Collected data:
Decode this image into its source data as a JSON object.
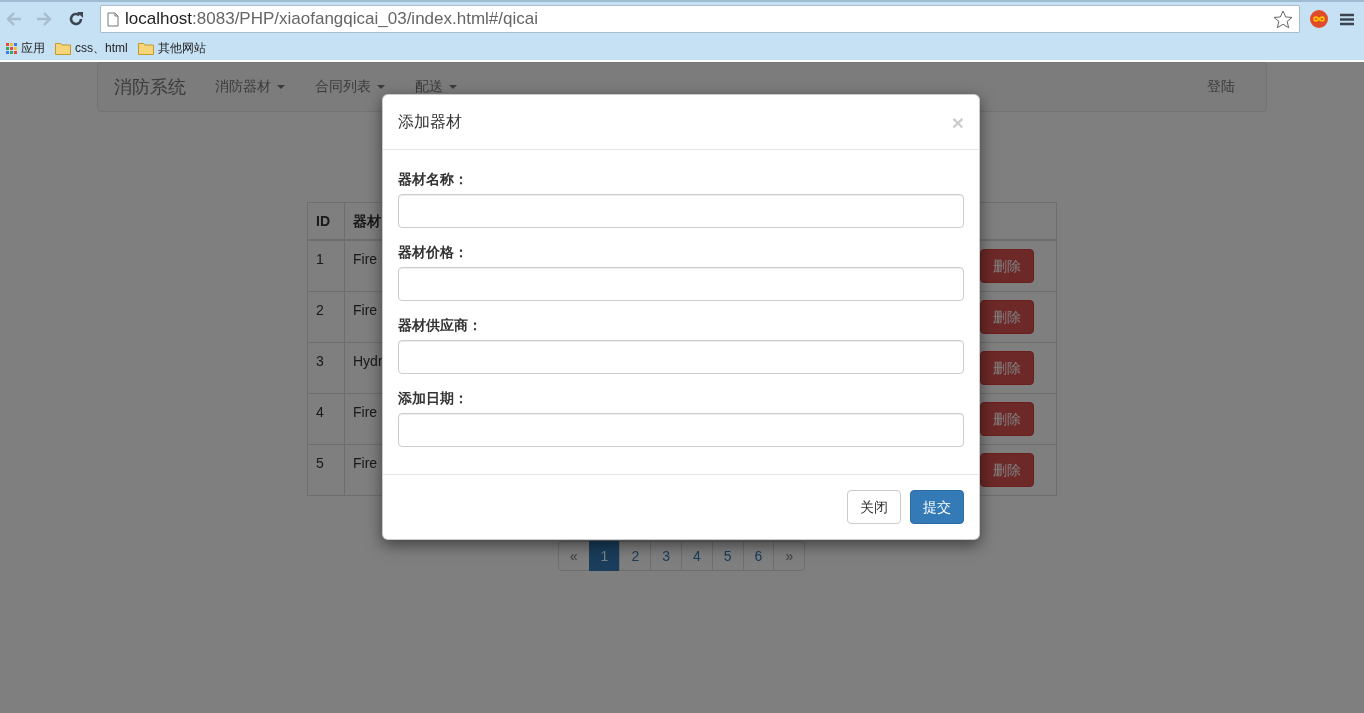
{
  "browser": {
    "url_host": "localhost",
    "url_rest": ":8083/PHP/xiaofangqicai_03/index.html#/qicai",
    "back_enabled": false,
    "forward_enabled": false,
    "bookmarks": [
      {
        "kind": "apps",
        "label": "应用"
      },
      {
        "kind": "folder",
        "label": "css、html"
      },
      {
        "kind": "folder",
        "label": "其他网站"
      }
    ]
  },
  "navbar": {
    "brand": "消防系统",
    "menus": [
      {
        "label": "消防器材",
        "dropdown": true
      },
      {
        "label": "合同列表",
        "dropdown": true
      },
      {
        "label": "配送",
        "dropdown": true
      }
    ],
    "right": "登陆"
  },
  "table": {
    "columns": [
      "ID",
      "器材"
    ],
    "rows": [
      {
        "id": "1",
        "name": "Fire",
        "action": "删除"
      },
      {
        "id": "2",
        "name": "Fire",
        "action": "删除"
      },
      {
        "id": "3",
        "name": "Hydr",
        "action": "删除"
      },
      {
        "id": "4",
        "name": "Fire",
        "action": "删除"
      },
      {
        "id": "5",
        "name": "Fire",
        "action": "删除"
      }
    ]
  },
  "pagination": {
    "prev": "«",
    "next": "»",
    "pages": [
      {
        "label": "1",
        "selected": true
      },
      {
        "label": "2",
        "selected": false
      },
      {
        "label": "3",
        "selected": false
      },
      {
        "label": "4",
        "selected": false
      },
      {
        "label": "5",
        "selected": false
      },
      {
        "label": "6",
        "selected": false
      }
    ]
  },
  "modal": {
    "title": "添加器材",
    "close": "×",
    "fields": [
      {
        "label": "器材名称："
      },
      {
        "label": "器材价格："
      },
      {
        "label": "器材供应商："
      },
      {
        "label": "添加日期："
      }
    ],
    "buttons": [
      {
        "label": "关闭",
        "kind": "default"
      },
      {
        "label": "提交",
        "kind": "primary"
      }
    ]
  }
}
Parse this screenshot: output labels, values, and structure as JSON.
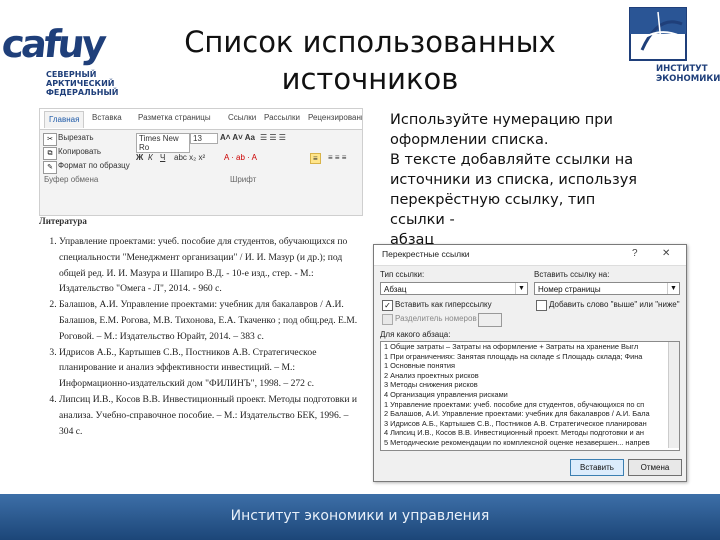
{
  "logos": {
    "left_big": "cafuy",
    "left_sub": "СЕВЕРНЫЙ АРКТИЧЕСКИЙ ФЕДЕРАЛЬНЫЙ",
    "right_text_1": "ИНСТИТУТ",
    "right_text_2": "ЭКОНОМИКИ"
  },
  "slide": {
    "title_line1": "Список использованных",
    "title_line2": "источников",
    "instructions": [
      "Используйте нумерацию при",
      "оформлении списка.",
      "В тексте добавляйте ссылки на",
      "источники из списка, используя",
      "перекрёстную ссылку, тип ссылки -",
      "абзац"
    ],
    "footer": "Институт экономики и управления"
  },
  "ribbon": {
    "tabs": [
      "Главная",
      "Вставка",
      "Разметка страницы",
      "Ссылки",
      "Рассылки",
      "Рецензирование"
    ],
    "cut": "Вырезать",
    "copy": "Копировать",
    "format": "Формат по образцу",
    "clipboard_group": "Буфер обмена",
    "font_name": "Times New Ro",
    "font_size": "13",
    "font_group": "Шрифт"
  },
  "document": {
    "heading": "Литература",
    "references": [
      "Управление проектами: учеб. пособие для студентов, обучающихся по специальности \"Менеджмент организации\" / И. И. Мазур (и др.); под общей ред. И. И. Мазура и Шапиро В.Д. - 10-е изд., стер. - М.: Издательство \"Омега - Л\", 2014. - 960 с.",
      "Балашов, А.И. Управление проектами: учебник для бакалавров / А.И. Балашов, Е.М. Рогова, М.В. Тихонова, Е.А. Ткаченко ; под общ.ред. Е.М. Роговой. – М.: Издательство Юрайт, 2014. – 383 с.",
      "Идрисов А.Б., Картышев С.В., Постников А.В. Стратегическое планирование и анализ эффективности инвестиций. – М.: Информационно-издательский дом \"ФИЛИНЪ\", 1998. – 272 с.",
      "Липсиц И.В., Косов В.В. Инвестиционный проект. Методы подготовки и анализа. Учебно-справочное пособие. – М.: Издательство БЕК, 1996. – 304 с."
    ]
  },
  "dialog": {
    "title": "Перекрестные ссылки",
    "help": "?",
    "close": "✕",
    "ref_type_label": "Тип ссылки:",
    "ref_type_value": "Абзац",
    "insert_label": "Вставить ссылку на:",
    "insert_value": "Номер страницы",
    "hyperlink_label": "Вставить как гиперссылку",
    "hyperlink_checked": true,
    "above_below_label": "Добавить слово \"выше\" или \"ниже\"",
    "above_below_checked": false,
    "separate_label": "Разделитель номеров",
    "which_label": "Для какого абзаца:",
    "list_items": [
      "1 Общие затраты – Затраты на оформление + Затраты на хранение Выгл",
      "1 При ограничениях: Занятая площадь на складе ≤ Площадь склада; Фина",
      "1 Основные понятия",
      "2 Анализ проектных рисков",
      "3 Методы снижения рисков",
      "4 Организация управления рисками",
      "1 Управление проектами: учеб. пособие для студентов, обучающихся по сп",
      "2 Балашов, А.И. Управление проектами: учебник для бакалавров / А.И. Бала",
      "3 Идрисов А.Б., Картышев С.В., Постников А.В. Стратегическое планирован",
      "4 Липсиц И.В., Косов В.В. Инвестиционный проект. Методы подготовки и ан",
      "5 Методические рекомендации по комплексной оценке незавершен... напрев"
    ],
    "insert_button": "Вставить",
    "cancel_button": "Отмена"
  },
  "colors": {
    "brand_blue": "#1f3f7a",
    "footer_top": "#3d6fa8",
    "footer_bottom": "#1c4678"
  }
}
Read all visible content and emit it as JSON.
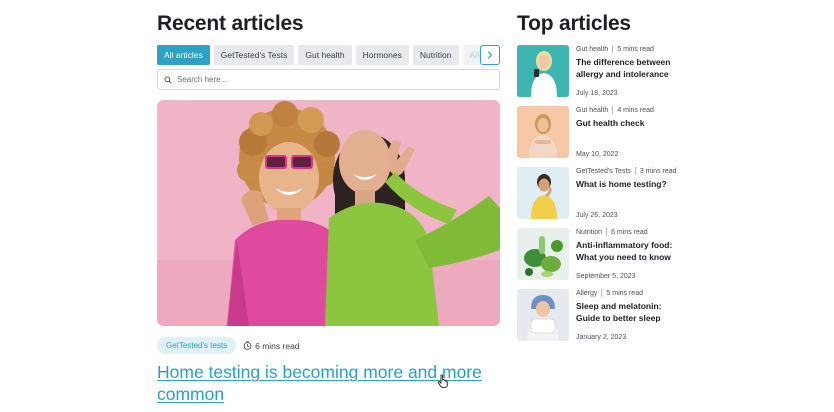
{
  "recent": {
    "heading": "Recent articles",
    "tabs": [
      {
        "label": "All articles"
      },
      {
        "label": "GetTested's Tests"
      },
      {
        "label": "Gut health"
      },
      {
        "label": "Hormones"
      },
      {
        "label": "Nutrition"
      },
      {
        "label": "Allergy"
      }
    ],
    "search_placeholder": "Search here...",
    "featured": {
      "category": "GetTested's tests",
      "read_time": "6 mins read",
      "title": "Home testing is becoming more and more common"
    }
  },
  "top": {
    "heading": "Top articles",
    "cards": [
      {
        "category": "Gut health",
        "read_time": "5 mins read",
        "title": "The difference between allergy and intolerance",
        "date": "July 18, 2023"
      },
      {
        "category": "Gut health",
        "read_time": "4 mins read",
        "title": "Gut health check",
        "date": "May 10, 2022"
      },
      {
        "category": "GetTested's Tests",
        "read_time": "3 mins read",
        "title": "What is home testing?",
        "date": "July 26, 2023"
      },
      {
        "category": "Nutrition",
        "read_time": "6 mins read",
        "title": "Anti-inflammatory food: What you need to know",
        "date": "September 5, 2023"
      },
      {
        "category": "Allergy",
        "read_time": "5 mins read",
        "title": "Sleep and melatonin: Guide to better sleep",
        "date": "January 2, 2023"
      }
    ]
  },
  "colors": {
    "accent": "#2aa3c4",
    "underline": "#f0a46a"
  },
  "icons": [
    "chevron-right-icon",
    "search-icon",
    "clock-icon",
    "hand-cursor-icon"
  ]
}
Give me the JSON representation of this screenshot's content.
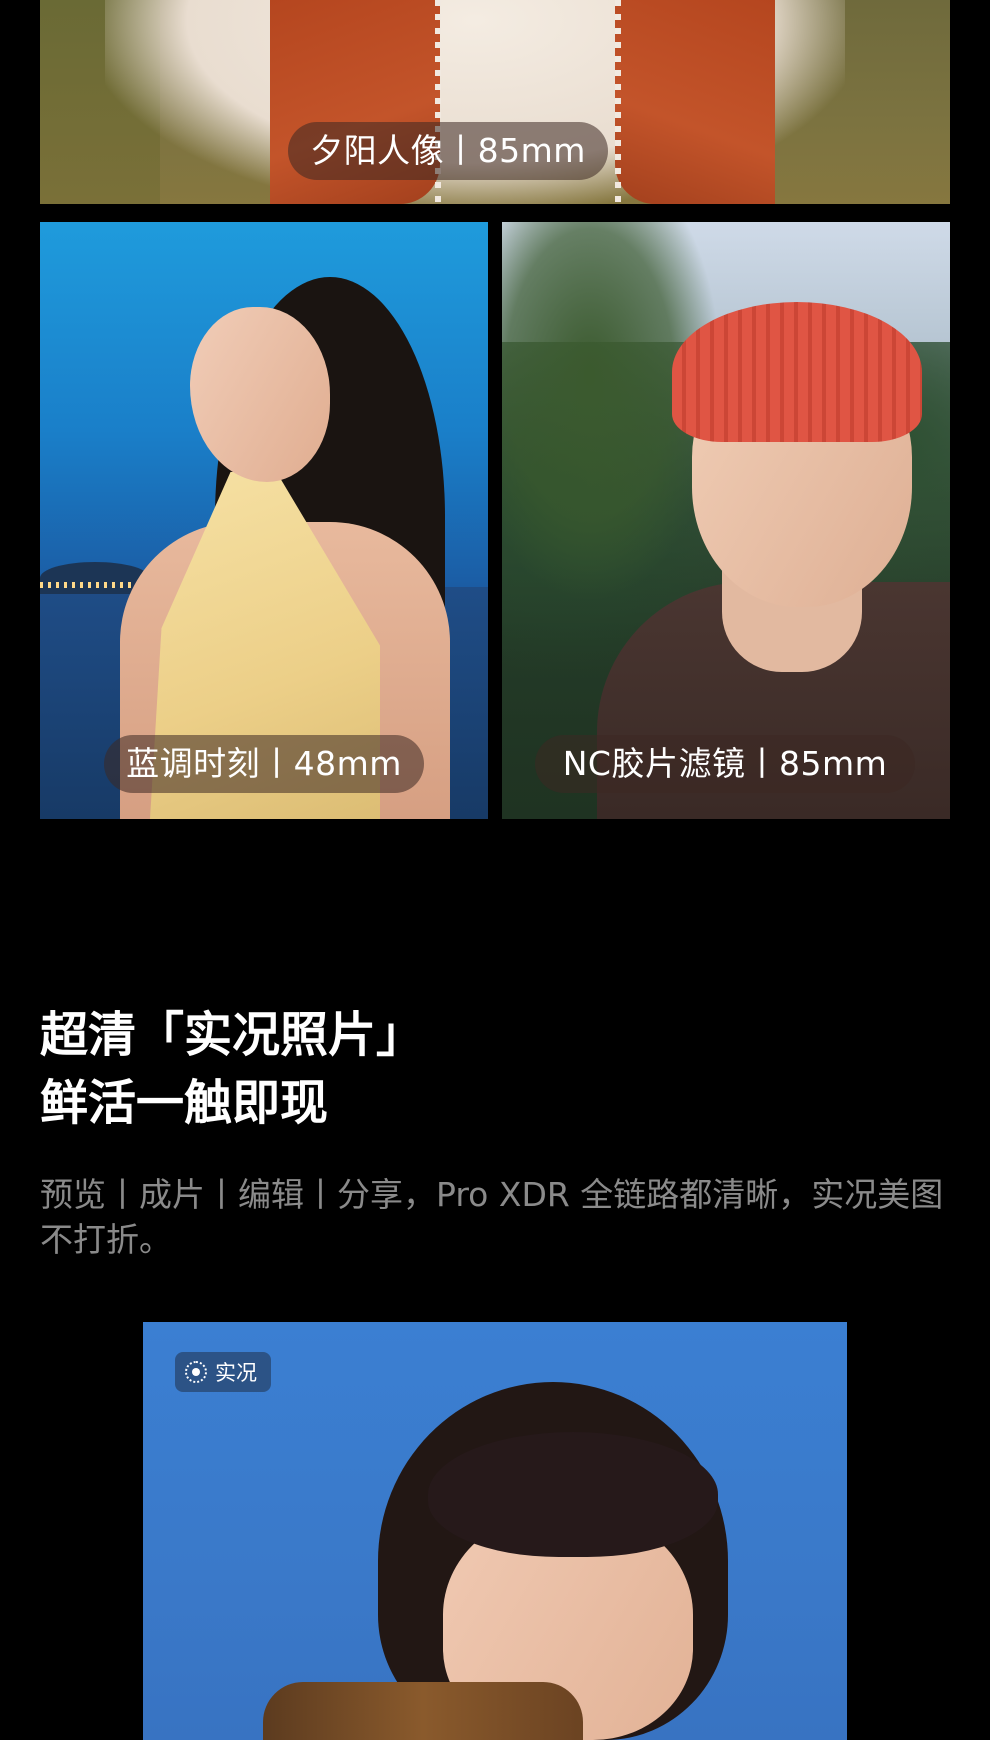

### What to produce
Go through the entries above and output them exactly, without pictures.

### Response below
Decode this image into its source data as a JSON object.
{
  "browser": {
    "url_host": "localhost",
    "url_rest": ":8083/PHP/xiaofangqicai_03/index.html#/qicai",
    "back_enabled": false,
    "forward_enabled": false,
    "bookmarks": [
      {
        "kind": "apps",
        "label": "应用"
      },
      {
        "kind": "folder",
        "label": "css、html"
      },
      {
        "kind": "folder",
        "label": "其他网站"
      }
    ]
  },
  "navbar": {
    "brand": "消防系统",
    "menus": [
      {
        "label": "消防器材",
        "dropdown": true
      },
      {
        "label": "合同列表",
        "dropdown": true
      },
      {
        "label": "配送",
        "dropdown": true
      }
    ],
    "right": "登陆"
  },
  "table": {
    "columns": [
      "ID",
      "器材"
    ],
    "rows": [
      {
        "id": "1",
        "name": "Fire",
        "action": "删除"
      },
      {
        "id": "2",
        "name": "Fire",
        "action": "删除"
      },
      {
        "id": "3",
        "name": "Hydr",
        "action": "删除"
      },
      {
        "id": "4",
        "name": "Fire",
        "action": "删除"
      },
      {
        "id": "5",
        "name": "Fire",
        "action": "删除"
      }
    ]
  },
  "pagination": {
    "prev": "«",
    "next": "»",
    "pages": [
      {
        "label": "1",
        "selected": true
      },
      {
        "label": "2",
        "selected": false
      },
      {
        "label": "3",
        "selected": false
      },
      {
        "label": "4",
        "selected": false
      },
      {
        "label": "5",
        "selected": false
      },
      {
        "label": "6",
        "selected": false
      }
    ]
  },
  "modal": {
    "title": "添加器材",
    "close": "×",
    "fields": [
      {
        "label": "器材名称："
      },
      {
        "label": "器材价格："
      },
      {
        "label": "器材供应商："
      },
      {
        "label": "添加日期："
      }
    ],
    "buttons": [
      {
        "label": "关闭",
        "kind": "default"
      },
      {
        "label": "提交",
        "kind": "primary"
      }
    ]
  }
}
Parse this screenshot: output labels, values, and structure as JSON.
{
  "logos": {
    "left_big": "cafuy",
    "left_sub": "СЕВЕРНЫЙ АРКТИЧЕСКИЙ ФЕДЕРАЛЬНЫЙ",
    "right_text_1": "ИНСТИТУТ",
    "right_text_2": "ЭКОНОМИКИ"
  },
  "slide": {
    "title_line1": "Список использованных",
    "title_line2": "источников",
    "instructions": [
      "Используйте нумерацию при",
      "оформлении списка.",
      "В тексте добавляйте ссылки на",
      "источники из списка, используя",
      "перекрёстную ссылку, тип ссылки -",
      "абзац"
    ],
    "footer": "Институт экономики и управления"
  },
  "ribbon": {
    "tabs": [
      "Главная",
      "Вставка",
      "Разметка страницы",
      "Ссылки",
      "Рассылки",
      "Рецензирование"
    ],
    "cut": "Вырезать",
    "copy": "Копировать",
    "format": "Формат по образцу",
    "clipboard_group": "Буфер обмена",
    "font_name": "Times New Ro",
    "font_size": "13",
    "font_group": "Шрифт"
  },
  "document": {
    "heading": "Литература",
    "references": [
      "Управление проектами: учеб. пособие для студентов, обучающихся по специальности \"Менеджмент организации\" / И. И. Мазур (и др.); под общей ред. И. И. Мазура и Шапиро В.Д. - 10-е изд., стер. - М.: Издательство \"Омега - Л\", 2014. - 960 с.",
      "Балашов, А.И. Управление проектами: учебник для бакалавров / А.И. Балашов, Е.М. Рогова, М.В. Тихонова, Е.А. Ткаченко ; под общ.ред. Е.М. Роговой. – М.: Издательство Юрайт, 2014. – 383 с.",
      "Идрисов А.Б., Картышев С.В., Постников А.В. Стратегическое планирование и анализ эффективности инвестиций. – М.: Информационно-издательский дом \"ФИЛИНЪ\", 1998. – 272 с.",
      "Липсиц И.В., Косов В.В. Инвестиционный проект. Методы подготовки и анализа. Учебно-справочное пособие. – М.: Издательство БЕК, 1996. – 304 с."
    ]
  },
  "dialog": {
    "title": "Перекрестные ссылки",
    "help": "?",
    "close": "✕",
    "ref_type_label": "Тип ссылки:",
    "ref_type_value": "Абзац",
    "insert_label": "Вставить ссылку на:",
    "insert_value": "Номер страницы",
    "hyperlink_label": "Вставить как гиперссылку",
    "hyperlink_checked": true,
    "above_below_label": "Добавить слово \"выше\" или \"ниже\"",
    "above_below_checked": false,
    "separate_label": "Разделитель номеров",
    "which_label": "Для какого абзаца:",
    "list_items": [
      "1 Общие затраты – Затраты на оформление + Затраты на хранение Выгл",
      "1 При ограничениях: Занятая площадь на складе ≤ Площадь склада; Фина",
      "1 Основные понятия",
      "2 Анализ проектных рисков",
      "3 Методы снижения рисков",
      "4 Организация управления рисками",
      "1 Управление проектами: учеб. пособие для студентов, обучающихся по сп",
      "2 Балашов, А.И. Управление проектами: учебник для бакалавров / А.И. Бала",
      "3 Идрисов А.Б., Картышев С.В., Постников А.В. Стратегическое планирован",
      "4 Липсиц И.В., Косов В.В. Инвестиционный проект. Методы подготовки и ан",
      "5 Методические рекомендации по комплексной оценке незавершен... напрев"
    ],
    "insert_button": "Вставить",
    "cancel_button": "Отмена"
  },
  "colors": {
    "brand_blue": "#1f3f7a",
    "footer_top": "#3d6fa8",
    "footer_bottom": "#1c4678"
  }
}
Read all visible content and emit it as JSON.
{
  "recent": {
    "heading": "Recent articles",
    "tabs": [
      {
        "label": "All articles"
      },
      {
        "label": "GetTested's Tests"
      },
      {
        "label": "Gut health"
      },
      {
        "label": "Hormones"
      },
      {
        "label": "Nutrition"
      },
      {
        "label": "Allergy"
      }
    ],
    "search_placeholder": "Search here...",
    "featured": {
      "category": "GetTested's tests",
      "read_time": "6 mins read",
      "title": "Home testing is becoming more and more common"
    }
  },
  "top": {
    "heading": "Top articles",
    "cards": [
      {
        "category": "Gut health",
        "read_time": "5 mins read",
        "title": "The difference between allergy and intolerance",
        "date": "July 18, 2023"
      },
      {
        "category": "Gut health",
        "read_time": "4 mins read",
        "title": "Gut health check",
        "date": "May 10, 2022"
      },
      {
        "category": "GetTested's Tests",
        "read_time": "3 mins read",
        "title": "What is home testing?",
        "date": "July 26, 2023"
      },
      {
        "category": "Nutrition",
        "read_time": "6 mins read",
        "title": "Anti-inflammatory food: What you need to know",
        "date": "September 5, 2023"
      },
      {
        "category": "Allergy",
        "read_time": "5 mins read",
        "title": "Sleep and melatonin: Guide to better sleep",
        "date": "January 2, 2023"
      }
    ]
  },
  "colors": {
    "accent": "#2aa3c4",
    "underline": "#f0a46a"
  },
  "icons": [
    "chevron-right-icon",
    "search-icon",
    "clock-icon",
    "hand-cursor-icon"
  ]
}
Give me the JSON representation of this screenshot's content.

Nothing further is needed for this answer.